The problem: In this exercise, copy exactly the lines from the one that contains "What data populates" through the end of the entries below; pictures are not copied.

____ Task inputs

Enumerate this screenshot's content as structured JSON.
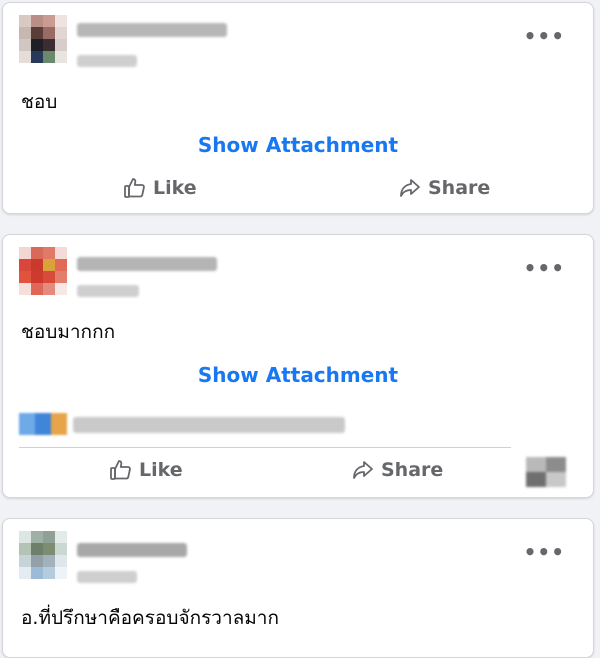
{
  "posts": [
    {
      "text": "ชอบ",
      "attachment_label": "Show Attachment",
      "like_label": "Like",
      "share_label": "Share",
      "more_label": "•••",
      "like_icon": "thumbs-up-icon",
      "share_icon": "share-arrow-icon"
    },
    {
      "text": "ชอบมากกก",
      "attachment_label": "Show Attachment",
      "like_label": "Like",
      "share_label": "Share",
      "more_label": "•••",
      "like_icon": "thumbs-up-icon",
      "share_icon": "share-arrow-icon"
    },
    {
      "text": "อ.ที่ปรึกษาคือครอบจักรวาลมาก",
      "more_label": "•••"
    }
  ],
  "colors": {
    "accent": "#1877f2",
    "secondary_text": "#65676b",
    "background": "#f0f2f5"
  }
}
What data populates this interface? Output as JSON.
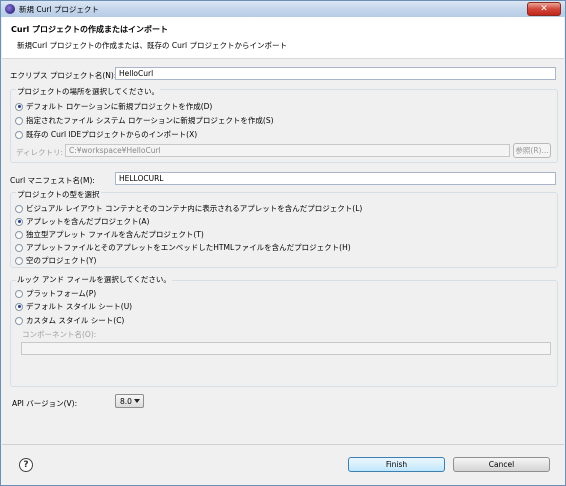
{
  "window": {
    "title": "新規 Curl プロジェクト",
    "close_label": "✕"
  },
  "header": {
    "title": "Curl プロジェクトの作成またはインポート",
    "description": "新規Curl プロジェクトの作成または、既存の Curl プロジェクトからインポート"
  },
  "eclipse_project": {
    "label": "エクリプス プロジェクト名(N):",
    "value": "HelloCurl"
  },
  "location_group": {
    "title": "プロジェクトの場所を選択してください。",
    "options": [
      {
        "label": "デフォルト ロケーションに新規プロジェクトを作成(D)",
        "checked": true
      },
      {
        "label": "指定されたファイル システム ロケーションに新規プロジェクトを作成(S)",
        "checked": false
      },
      {
        "label": "既存の Curl IDEプロジェクトからのインポート(X)",
        "checked": false
      }
    ],
    "directory_label": "ディレクトリ:",
    "directory_value": "C:¥workspace¥HelloCurl",
    "browse_label": "参照(R)..."
  },
  "manifest": {
    "label": "Curl マニフェスト名(M):",
    "value": "HELLOCURL"
  },
  "project_type_group": {
    "title": "プロジェクトの型を選択",
    "options": [
      {
        "label": "ビジュアル レイアウト コンテナとそのコンテナ内に表示されるアプレットを含んだプロジェクト(L)",
        "checked": false
      },
      {
        "label": "アプレットを含んだプロジェクト(A)",
        "checked": true
      },
      {
        "label": "独立型アプレット ファイルを含んだプロジェクト(T)",
        "checked": false
      },
      {
        "label": "アプレットファイルとそのアプレットをエンベッドしたHTMLファイルを含んだプロジェクト(H)",
        "checked": false
      },
      {
        "label": "空のプロジェクト(Y)",
        "checked": false
      }
    ]
  },
  "look_feel_group": {
    "title": "ルック アンド フィールを選択してください。",
    "options": [
      {
        "label": "プラットフォーム(P)",
        "checked": false
      },
      {
        "label": "デフォルト スタイル シート(U)",
        "checked": true
      },
      {
        "label": "カスタム スタイル シート(C)",
        "checked": false
      }
    ],
    "component_label": "コンポーネント名(O):",
    "component_value": ""
  },
  "api_version": {
    "label": "API バージョン(V):",
    "value": "8.0"
  },
  "buttons": {
    "finish": "Finish",
    "cancel": "Cancel",
    "help": "?"
  }
}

________

Solution for this problem:
What data populates this interface? Output as JSON.
{
  "window": {
    "title": "新規 Curl プロジェクト",
    "close_label": "✕"
  },
  "header": {
    "title": "Curl プロジェクトの作成またはインポート",
    "description": "新規Curl プロジェクトの作成または、既存の Curl プロジェクトからインポート"
  },
  "eclipse_project": {
    "label": "エクリプス プロジェクト名(N):",
    "value": "HelloCurl"
  },
  "location_group": {
    "title": "プロジェクトの場所を選択してください。",
    "options": [
      {
        "label": "デフォルト ロケーションに新規プロジェクトを作成(D)",
        "checked": true
      },
      {
        "label": "指定されたファイル システム ロケーションに新規プロジェクトを作成(S)",
        "checked": false
      },
      {
        "label": "既存の Curl IDEプロジェクトからのインポート(X)",
        "checked": false
      }
    ],
    "directory_label": "ディレクトリ:",
    "directory_value": "C:¥workspace¥HelloCurl",
    "browse_label": "参照(R)..."
  },
  "manifest": {
    "label": "Curl マニフェスト名(M):",
    "value": "HELLOCURL"
  },
  "project_type_group": {
    "title": "プロジェクトの型を選択",
    "options": [
      {
        "label": "ビジュアル レイアウト コンテナとそのコンテナ内に表示されるアプレットを含んだプロジェクト(L)",
        "checked": false
      },
      {
        "label": "アプレットを含んだプロジェクト(A)",
        "checked": true
      },
      {
        "label": "独立型アプレット ファイルを含んだプロジェクト(T)",
        "checked": false
      },
      {
        "label": "アプレットファイルとそのアプレットをエンベッドしたHTMLファイルを含んだプロジェクト(H)",
        "checked": false
      },
      {
        "label": "空のプロジェクト(Y)",
        "checked": false
      }
    ]
  },
  "look_feel_group": {
    "title": "ルック アンド フィールを選択してください。",
    "options": [
      {
        "label": "プラットフォーム(P)",
        "checked": false
      },
      {
        "label": "デフォルト スタイル シート(U)",
        "checked": true
      },
      {
        "label": "カスタム スタイル シート(C)",
        "checked": false
      }
    ],
    "component_label": "コンポーネント名(O):",
    "component_value": ""
  },
  "api_version": {
    "label": "API バージョン(V):",
    "value": "8.0"
  },
  "buttons": {
    "finish": "Finish",
    "cancel": "Cancel",
    "help": "?"
  }
}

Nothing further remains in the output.